• [Task data]
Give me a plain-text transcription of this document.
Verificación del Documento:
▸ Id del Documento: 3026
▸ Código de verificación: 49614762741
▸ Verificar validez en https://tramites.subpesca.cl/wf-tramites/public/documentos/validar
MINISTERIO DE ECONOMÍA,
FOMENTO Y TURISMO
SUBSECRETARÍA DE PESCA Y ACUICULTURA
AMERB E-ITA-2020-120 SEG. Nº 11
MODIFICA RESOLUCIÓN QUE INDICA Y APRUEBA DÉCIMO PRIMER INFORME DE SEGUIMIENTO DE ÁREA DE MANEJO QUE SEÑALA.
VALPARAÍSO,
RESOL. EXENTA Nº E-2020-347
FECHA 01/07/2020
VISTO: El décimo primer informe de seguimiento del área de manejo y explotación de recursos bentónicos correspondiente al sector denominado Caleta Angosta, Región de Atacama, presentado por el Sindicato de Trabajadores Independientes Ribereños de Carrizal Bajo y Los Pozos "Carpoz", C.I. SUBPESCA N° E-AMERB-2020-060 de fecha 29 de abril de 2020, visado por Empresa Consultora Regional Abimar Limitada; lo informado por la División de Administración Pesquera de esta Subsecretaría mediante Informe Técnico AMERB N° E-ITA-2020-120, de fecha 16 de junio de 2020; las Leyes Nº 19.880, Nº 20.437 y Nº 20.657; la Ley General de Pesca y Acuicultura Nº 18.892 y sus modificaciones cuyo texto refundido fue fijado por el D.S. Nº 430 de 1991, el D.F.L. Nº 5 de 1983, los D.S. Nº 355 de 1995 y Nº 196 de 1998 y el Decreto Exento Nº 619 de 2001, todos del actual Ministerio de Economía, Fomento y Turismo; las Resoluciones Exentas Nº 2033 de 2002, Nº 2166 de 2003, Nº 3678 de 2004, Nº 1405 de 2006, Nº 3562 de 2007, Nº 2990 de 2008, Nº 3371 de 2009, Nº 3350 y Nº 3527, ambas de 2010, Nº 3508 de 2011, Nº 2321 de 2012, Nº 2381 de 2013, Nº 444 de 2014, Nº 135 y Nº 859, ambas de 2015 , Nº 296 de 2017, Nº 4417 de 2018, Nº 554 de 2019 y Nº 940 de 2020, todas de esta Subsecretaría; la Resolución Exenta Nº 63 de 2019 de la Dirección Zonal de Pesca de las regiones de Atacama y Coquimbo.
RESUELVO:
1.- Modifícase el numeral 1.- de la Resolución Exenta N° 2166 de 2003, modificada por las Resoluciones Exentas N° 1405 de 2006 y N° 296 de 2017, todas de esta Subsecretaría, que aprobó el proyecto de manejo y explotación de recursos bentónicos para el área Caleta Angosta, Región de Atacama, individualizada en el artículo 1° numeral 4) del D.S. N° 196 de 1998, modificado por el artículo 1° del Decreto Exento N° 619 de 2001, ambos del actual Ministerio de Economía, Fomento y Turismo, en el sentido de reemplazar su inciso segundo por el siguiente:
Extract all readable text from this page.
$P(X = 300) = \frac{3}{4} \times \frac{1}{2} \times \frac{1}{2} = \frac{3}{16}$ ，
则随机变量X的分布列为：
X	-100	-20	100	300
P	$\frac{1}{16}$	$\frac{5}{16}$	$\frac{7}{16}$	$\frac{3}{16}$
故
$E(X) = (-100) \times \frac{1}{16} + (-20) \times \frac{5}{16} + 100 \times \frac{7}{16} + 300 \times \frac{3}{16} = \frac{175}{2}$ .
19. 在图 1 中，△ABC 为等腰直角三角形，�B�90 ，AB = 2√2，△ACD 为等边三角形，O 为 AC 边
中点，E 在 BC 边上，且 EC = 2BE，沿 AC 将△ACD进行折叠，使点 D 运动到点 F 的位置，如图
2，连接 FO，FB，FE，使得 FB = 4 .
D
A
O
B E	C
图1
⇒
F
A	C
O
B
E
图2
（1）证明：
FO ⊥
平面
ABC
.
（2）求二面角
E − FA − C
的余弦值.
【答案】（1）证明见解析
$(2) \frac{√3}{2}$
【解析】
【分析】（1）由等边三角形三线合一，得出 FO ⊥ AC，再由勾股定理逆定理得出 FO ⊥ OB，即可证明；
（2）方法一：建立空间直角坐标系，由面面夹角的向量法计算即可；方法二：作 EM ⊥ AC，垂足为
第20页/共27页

• [Your goal]
Reproduce each line from the records that contains the word "frac".

• [The reply]
$P(X = 300) = \frac{3}{4} \times \frac{1}{2} \times \frac{1}{2} = \frac{3}{16}$ ，
P	$\frac{1}{16}$	$\frac{5}{16}$	$\frac{7}{16}$	$\frac{3}{16}$
$E(X) = (-100) \times \frac{1}{16} + (-20) \times \frac{5}{16} + 100 \times \frac{7}{16} + 300 \times \frac{3}{16} = \frac{175}{2}$ .
$(2) \frac{√3}{2}$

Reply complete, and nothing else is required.